— start —

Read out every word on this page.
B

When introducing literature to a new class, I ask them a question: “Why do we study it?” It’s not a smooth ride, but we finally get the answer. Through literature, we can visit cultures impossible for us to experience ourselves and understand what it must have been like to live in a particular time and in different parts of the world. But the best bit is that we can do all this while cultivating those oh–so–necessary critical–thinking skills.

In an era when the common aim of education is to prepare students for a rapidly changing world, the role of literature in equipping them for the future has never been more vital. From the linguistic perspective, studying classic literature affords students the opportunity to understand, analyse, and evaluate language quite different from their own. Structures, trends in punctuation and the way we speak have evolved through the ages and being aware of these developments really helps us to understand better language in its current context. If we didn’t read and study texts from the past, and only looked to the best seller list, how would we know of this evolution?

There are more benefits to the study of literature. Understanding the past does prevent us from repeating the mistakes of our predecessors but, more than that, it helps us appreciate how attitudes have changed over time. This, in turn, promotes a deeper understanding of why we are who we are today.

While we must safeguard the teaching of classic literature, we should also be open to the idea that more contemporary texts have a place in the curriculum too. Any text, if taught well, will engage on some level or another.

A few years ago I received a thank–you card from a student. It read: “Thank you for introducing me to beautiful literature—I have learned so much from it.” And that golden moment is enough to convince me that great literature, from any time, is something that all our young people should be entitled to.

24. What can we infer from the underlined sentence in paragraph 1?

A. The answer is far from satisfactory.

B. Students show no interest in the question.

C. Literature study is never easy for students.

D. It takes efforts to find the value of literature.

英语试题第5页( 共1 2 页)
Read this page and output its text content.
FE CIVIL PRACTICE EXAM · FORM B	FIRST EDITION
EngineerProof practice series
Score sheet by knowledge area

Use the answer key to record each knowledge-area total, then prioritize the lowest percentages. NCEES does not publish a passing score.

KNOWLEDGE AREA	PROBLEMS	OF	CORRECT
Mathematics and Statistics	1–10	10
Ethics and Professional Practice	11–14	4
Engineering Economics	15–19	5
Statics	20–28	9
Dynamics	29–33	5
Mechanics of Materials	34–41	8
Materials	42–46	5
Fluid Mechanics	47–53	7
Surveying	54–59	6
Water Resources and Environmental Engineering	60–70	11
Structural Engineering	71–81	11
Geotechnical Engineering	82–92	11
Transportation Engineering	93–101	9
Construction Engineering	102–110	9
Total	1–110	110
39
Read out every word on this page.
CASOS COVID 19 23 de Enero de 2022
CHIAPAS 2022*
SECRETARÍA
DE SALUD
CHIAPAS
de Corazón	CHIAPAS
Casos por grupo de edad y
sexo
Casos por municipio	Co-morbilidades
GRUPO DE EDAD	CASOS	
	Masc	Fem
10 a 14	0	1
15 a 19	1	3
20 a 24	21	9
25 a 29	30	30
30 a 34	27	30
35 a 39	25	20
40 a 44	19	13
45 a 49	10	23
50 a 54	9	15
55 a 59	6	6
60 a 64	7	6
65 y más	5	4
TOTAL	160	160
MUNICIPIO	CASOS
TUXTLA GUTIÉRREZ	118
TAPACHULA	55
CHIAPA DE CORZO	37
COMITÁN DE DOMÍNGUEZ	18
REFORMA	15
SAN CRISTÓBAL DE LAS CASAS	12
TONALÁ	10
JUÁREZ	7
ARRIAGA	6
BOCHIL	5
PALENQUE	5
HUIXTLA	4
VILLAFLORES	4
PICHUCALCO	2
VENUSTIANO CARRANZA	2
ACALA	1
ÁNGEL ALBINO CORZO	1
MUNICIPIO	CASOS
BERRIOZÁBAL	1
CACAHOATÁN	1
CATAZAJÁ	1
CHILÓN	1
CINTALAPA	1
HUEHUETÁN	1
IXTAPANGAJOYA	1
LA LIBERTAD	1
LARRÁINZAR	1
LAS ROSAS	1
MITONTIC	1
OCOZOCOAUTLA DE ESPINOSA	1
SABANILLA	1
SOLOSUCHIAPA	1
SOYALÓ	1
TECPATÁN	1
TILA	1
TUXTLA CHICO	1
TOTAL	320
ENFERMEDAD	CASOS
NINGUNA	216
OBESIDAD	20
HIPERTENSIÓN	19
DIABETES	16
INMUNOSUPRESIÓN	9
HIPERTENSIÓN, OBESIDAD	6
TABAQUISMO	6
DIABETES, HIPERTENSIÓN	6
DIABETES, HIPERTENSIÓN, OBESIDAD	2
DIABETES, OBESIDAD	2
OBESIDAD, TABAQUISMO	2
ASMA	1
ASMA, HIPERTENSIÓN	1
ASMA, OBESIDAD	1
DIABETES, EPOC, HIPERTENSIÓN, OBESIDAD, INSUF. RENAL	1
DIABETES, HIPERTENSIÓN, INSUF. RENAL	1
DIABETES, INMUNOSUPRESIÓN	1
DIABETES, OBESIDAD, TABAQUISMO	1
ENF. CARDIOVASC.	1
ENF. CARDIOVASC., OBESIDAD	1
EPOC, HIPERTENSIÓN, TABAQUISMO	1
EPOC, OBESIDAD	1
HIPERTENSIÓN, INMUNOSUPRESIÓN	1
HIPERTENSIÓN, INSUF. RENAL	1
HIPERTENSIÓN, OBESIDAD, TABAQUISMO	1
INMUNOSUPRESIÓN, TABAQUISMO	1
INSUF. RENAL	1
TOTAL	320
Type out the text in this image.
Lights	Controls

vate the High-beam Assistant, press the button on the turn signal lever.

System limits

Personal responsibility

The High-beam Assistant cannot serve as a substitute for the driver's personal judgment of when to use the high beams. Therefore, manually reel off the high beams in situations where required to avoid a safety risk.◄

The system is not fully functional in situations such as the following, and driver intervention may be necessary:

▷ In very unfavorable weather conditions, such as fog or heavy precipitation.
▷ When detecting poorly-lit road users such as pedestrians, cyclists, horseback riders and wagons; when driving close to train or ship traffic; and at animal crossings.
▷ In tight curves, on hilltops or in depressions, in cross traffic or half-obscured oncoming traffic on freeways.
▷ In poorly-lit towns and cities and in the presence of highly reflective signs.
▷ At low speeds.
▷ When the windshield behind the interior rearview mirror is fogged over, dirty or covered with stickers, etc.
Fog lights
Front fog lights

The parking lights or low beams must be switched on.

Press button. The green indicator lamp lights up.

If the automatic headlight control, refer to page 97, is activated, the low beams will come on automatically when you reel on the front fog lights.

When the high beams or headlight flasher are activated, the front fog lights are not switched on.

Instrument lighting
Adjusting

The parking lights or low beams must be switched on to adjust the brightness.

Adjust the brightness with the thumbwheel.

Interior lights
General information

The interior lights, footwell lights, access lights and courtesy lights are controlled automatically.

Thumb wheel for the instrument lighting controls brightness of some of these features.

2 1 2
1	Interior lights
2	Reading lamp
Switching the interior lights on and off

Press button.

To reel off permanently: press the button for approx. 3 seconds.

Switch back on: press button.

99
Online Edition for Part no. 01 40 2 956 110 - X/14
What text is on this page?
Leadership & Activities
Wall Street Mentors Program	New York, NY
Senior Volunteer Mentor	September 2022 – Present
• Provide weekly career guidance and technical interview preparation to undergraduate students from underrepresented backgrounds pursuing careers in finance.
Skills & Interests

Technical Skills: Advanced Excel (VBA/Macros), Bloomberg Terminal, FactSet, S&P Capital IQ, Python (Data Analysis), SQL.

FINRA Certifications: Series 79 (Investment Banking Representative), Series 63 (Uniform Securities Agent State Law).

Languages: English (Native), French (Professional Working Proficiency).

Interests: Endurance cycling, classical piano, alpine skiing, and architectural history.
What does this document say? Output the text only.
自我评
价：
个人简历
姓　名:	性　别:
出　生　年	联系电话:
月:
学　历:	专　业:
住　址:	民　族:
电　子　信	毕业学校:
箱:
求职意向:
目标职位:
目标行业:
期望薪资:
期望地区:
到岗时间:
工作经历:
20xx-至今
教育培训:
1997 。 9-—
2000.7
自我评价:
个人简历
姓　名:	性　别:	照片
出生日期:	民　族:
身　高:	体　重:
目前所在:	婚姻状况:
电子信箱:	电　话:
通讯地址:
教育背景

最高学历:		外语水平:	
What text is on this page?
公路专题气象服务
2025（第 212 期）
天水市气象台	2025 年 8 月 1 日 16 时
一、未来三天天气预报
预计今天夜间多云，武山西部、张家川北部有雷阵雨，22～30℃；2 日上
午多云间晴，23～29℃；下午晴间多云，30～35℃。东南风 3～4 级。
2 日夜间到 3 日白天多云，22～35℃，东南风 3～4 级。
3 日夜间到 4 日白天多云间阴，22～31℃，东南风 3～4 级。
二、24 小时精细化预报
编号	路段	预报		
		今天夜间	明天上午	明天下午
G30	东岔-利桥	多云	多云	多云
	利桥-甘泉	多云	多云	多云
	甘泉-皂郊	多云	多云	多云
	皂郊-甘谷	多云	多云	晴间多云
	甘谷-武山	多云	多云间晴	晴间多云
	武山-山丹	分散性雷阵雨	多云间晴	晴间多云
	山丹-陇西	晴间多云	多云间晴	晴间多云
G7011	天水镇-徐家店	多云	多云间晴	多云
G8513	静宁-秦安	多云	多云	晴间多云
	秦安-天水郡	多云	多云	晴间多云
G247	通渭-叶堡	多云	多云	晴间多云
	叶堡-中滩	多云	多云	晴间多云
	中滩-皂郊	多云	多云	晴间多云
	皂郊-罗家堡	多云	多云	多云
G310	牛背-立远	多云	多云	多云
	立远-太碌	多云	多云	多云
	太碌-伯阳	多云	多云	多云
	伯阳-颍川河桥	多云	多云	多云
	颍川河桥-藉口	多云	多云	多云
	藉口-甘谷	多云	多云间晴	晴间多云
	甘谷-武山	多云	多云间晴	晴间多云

— end —

* What you have to do:
Every line holding "only" should be copied out.

* Solution for this problem:
In an era when the common aim of education is to prepare students for a rapidly changing world, the role of literature in equipping them for the future has never been more vital. From the linguistic perspective, studying classic literature affords students the opportunity to understand, analyse, and evaluate language quite different from their own. Structures, trends in punctuation and the way we speak have evolved through the ages and being aware of these developments really helps us to understand better language in its current context. If we didn’t read and study texts from the past, and only looked to the best seller list, how would we know of this evolution?
What does this document say? Output the text only.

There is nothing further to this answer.